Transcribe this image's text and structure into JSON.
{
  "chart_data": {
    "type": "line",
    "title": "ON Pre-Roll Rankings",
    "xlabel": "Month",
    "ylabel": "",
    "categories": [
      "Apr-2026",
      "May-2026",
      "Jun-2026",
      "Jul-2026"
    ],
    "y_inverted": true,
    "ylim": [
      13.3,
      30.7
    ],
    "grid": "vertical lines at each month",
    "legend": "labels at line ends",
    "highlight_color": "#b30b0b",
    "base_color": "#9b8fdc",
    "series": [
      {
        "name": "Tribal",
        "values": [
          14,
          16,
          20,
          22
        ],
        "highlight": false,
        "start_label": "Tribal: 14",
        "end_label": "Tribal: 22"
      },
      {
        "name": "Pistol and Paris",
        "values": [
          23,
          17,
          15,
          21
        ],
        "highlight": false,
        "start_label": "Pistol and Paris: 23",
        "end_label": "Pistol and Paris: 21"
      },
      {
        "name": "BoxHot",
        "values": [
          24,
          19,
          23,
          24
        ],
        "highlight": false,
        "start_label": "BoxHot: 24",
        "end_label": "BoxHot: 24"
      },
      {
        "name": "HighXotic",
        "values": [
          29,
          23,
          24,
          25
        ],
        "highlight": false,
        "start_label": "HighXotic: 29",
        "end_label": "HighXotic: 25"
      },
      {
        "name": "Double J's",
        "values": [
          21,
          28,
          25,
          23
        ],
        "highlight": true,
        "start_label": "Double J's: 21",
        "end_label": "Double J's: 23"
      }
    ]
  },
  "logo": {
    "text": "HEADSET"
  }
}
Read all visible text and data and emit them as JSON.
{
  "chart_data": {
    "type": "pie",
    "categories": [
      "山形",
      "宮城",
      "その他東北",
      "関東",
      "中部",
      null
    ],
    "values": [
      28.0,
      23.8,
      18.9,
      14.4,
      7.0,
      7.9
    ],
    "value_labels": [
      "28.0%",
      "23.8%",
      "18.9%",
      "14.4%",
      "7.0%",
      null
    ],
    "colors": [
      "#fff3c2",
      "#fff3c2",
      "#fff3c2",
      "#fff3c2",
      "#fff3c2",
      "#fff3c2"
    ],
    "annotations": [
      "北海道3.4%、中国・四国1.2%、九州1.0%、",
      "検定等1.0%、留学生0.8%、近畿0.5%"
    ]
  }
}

::::::

Count how many lines of the material hold the string "BoxHot". Give the number and nothing more.

3